What the task requires
Lift out all lines below that contain "TradingView".

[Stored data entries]
--
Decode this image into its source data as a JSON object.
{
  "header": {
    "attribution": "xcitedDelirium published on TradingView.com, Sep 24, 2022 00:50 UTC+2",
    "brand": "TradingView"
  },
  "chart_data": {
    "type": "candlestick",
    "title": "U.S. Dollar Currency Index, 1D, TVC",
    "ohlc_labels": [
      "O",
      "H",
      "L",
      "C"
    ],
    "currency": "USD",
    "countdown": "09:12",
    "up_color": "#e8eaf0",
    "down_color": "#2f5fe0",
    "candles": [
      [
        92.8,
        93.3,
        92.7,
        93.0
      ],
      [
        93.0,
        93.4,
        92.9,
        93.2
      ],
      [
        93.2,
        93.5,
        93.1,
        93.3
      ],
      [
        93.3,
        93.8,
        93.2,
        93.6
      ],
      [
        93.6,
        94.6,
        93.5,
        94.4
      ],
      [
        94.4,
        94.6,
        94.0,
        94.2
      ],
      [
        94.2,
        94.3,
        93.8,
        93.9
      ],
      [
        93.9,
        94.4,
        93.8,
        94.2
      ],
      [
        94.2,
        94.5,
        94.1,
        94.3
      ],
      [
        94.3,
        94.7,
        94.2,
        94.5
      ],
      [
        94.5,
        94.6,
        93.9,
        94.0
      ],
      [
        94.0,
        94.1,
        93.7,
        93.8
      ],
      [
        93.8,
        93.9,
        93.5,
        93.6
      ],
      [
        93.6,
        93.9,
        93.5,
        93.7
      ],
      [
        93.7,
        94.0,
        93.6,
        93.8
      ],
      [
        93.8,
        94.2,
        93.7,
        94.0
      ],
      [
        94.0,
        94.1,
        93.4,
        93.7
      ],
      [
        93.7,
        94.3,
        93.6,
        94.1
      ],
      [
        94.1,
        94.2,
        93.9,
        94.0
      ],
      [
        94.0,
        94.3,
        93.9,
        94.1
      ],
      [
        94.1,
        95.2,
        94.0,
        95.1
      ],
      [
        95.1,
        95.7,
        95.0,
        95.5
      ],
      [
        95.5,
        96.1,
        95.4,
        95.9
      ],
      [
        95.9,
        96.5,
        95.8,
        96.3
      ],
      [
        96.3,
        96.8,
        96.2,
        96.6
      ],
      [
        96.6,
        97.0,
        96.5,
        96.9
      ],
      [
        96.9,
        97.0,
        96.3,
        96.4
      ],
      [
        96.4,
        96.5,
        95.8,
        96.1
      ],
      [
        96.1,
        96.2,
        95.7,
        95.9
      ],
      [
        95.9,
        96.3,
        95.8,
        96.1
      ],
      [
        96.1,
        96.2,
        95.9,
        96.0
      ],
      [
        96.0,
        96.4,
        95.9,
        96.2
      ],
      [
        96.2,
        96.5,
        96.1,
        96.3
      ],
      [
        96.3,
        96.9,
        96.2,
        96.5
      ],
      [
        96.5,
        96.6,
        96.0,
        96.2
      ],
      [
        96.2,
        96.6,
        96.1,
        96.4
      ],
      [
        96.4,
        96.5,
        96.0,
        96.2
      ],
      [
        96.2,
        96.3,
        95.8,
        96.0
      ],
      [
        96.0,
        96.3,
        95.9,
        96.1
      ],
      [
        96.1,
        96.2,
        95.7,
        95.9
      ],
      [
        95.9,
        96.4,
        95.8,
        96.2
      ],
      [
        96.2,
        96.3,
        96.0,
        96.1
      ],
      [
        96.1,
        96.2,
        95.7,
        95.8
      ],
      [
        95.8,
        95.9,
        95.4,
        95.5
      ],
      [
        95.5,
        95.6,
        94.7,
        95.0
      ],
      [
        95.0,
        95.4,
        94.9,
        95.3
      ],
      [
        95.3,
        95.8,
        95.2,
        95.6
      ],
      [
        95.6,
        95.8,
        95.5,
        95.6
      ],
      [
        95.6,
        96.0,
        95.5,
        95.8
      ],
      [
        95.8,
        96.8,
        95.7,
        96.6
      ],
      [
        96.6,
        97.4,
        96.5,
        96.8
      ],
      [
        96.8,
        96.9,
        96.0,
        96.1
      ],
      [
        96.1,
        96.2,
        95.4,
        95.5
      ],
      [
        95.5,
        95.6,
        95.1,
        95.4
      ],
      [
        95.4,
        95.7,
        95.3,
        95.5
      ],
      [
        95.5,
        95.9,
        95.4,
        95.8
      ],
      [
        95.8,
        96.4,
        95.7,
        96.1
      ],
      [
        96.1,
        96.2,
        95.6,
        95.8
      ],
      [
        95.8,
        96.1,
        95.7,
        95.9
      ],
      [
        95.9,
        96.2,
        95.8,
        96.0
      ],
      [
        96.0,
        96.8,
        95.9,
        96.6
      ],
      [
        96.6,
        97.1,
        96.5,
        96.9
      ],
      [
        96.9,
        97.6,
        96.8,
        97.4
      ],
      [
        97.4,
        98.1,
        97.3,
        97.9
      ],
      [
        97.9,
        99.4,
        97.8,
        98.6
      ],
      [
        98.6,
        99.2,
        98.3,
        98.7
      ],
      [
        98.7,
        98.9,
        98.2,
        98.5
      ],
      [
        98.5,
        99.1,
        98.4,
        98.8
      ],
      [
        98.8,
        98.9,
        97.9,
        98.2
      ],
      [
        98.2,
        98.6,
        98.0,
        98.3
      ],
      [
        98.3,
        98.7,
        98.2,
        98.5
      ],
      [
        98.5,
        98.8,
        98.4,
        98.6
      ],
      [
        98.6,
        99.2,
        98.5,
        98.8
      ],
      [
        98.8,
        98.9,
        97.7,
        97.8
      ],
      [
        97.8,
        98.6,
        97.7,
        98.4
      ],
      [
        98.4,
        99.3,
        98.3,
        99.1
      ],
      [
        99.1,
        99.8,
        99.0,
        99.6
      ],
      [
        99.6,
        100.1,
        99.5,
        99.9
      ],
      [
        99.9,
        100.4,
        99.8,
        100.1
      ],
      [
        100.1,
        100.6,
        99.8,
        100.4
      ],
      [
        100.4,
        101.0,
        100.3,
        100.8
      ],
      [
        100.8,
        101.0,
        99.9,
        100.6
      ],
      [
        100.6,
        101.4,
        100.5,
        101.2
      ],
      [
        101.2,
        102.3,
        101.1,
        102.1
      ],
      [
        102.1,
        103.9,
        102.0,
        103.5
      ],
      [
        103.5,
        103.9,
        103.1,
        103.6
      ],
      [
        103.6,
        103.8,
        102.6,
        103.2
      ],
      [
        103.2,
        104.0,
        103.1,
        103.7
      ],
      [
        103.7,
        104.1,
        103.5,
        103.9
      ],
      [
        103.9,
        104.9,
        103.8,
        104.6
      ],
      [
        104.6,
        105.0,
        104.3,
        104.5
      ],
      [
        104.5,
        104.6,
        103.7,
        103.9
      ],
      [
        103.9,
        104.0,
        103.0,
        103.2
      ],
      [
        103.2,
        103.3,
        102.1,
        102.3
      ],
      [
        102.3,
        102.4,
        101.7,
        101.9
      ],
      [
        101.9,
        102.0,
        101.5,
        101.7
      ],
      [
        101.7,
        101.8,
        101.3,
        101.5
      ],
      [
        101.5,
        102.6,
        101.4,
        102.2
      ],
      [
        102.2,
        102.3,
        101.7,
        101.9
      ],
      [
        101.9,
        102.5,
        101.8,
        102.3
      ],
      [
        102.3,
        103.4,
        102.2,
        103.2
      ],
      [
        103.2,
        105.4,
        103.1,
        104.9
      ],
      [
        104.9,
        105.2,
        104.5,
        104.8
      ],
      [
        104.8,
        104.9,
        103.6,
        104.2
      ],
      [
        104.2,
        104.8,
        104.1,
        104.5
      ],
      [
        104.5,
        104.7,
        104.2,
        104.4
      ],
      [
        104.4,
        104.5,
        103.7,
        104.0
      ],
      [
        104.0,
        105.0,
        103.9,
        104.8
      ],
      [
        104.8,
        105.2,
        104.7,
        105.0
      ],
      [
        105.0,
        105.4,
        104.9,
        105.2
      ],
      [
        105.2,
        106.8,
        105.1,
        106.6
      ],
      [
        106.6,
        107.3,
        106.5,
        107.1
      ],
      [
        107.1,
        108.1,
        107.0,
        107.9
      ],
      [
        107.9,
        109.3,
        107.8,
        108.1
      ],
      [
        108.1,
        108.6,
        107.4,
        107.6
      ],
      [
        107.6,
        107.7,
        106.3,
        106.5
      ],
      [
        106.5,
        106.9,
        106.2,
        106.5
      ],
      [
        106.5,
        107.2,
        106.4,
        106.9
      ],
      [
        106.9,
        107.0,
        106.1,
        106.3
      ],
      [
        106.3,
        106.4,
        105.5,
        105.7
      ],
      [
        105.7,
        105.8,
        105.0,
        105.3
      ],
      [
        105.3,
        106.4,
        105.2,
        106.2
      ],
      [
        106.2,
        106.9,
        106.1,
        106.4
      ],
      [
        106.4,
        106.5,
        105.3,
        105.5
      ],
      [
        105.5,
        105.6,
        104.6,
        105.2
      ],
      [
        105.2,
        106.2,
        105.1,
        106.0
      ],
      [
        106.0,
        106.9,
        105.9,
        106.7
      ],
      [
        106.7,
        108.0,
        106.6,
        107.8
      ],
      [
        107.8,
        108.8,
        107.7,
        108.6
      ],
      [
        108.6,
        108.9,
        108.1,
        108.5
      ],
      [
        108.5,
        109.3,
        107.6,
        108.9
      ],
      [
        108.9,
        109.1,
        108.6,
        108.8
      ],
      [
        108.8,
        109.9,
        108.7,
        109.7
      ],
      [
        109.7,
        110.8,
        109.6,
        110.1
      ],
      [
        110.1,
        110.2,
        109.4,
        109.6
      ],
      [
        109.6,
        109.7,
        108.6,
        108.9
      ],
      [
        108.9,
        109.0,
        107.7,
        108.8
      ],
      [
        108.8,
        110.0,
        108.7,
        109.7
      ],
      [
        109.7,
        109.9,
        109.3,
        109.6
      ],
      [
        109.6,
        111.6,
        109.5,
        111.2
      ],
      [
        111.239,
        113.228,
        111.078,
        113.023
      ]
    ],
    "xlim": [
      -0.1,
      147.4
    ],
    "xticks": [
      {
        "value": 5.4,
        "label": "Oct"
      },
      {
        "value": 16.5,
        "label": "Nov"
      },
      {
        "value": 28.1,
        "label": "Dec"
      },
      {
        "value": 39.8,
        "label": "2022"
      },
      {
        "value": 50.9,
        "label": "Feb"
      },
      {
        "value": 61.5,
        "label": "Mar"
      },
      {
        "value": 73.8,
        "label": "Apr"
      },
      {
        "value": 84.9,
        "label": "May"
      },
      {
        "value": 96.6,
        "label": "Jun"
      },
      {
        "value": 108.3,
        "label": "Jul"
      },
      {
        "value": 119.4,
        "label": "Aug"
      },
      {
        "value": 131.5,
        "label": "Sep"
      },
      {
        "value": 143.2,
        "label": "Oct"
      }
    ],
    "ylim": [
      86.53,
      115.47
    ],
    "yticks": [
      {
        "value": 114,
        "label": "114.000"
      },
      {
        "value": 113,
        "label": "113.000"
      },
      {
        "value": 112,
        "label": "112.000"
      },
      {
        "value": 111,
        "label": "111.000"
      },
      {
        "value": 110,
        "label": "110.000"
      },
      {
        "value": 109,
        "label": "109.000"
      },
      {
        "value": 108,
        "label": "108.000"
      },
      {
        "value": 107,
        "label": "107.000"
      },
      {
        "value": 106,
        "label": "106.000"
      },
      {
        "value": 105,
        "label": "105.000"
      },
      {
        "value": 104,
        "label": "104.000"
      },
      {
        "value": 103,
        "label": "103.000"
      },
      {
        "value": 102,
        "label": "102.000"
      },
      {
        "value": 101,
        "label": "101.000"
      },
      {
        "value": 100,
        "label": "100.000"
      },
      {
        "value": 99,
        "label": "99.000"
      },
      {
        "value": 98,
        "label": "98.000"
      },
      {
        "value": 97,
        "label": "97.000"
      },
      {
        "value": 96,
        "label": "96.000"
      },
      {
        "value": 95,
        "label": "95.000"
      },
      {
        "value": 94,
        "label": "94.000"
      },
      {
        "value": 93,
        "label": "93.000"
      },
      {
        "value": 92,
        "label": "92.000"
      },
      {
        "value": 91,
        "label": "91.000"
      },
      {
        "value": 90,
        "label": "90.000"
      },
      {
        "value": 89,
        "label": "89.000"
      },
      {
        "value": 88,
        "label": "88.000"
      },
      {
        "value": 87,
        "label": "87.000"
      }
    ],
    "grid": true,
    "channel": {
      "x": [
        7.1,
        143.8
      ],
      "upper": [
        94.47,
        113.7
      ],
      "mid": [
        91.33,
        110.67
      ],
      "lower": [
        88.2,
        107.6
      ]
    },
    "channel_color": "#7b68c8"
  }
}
--
Complete output
    "attribution": "xcitedDelirium published on TradingView.com, Sep 24, 2022 00:50 UTC+2",
    "brand": "TradingView"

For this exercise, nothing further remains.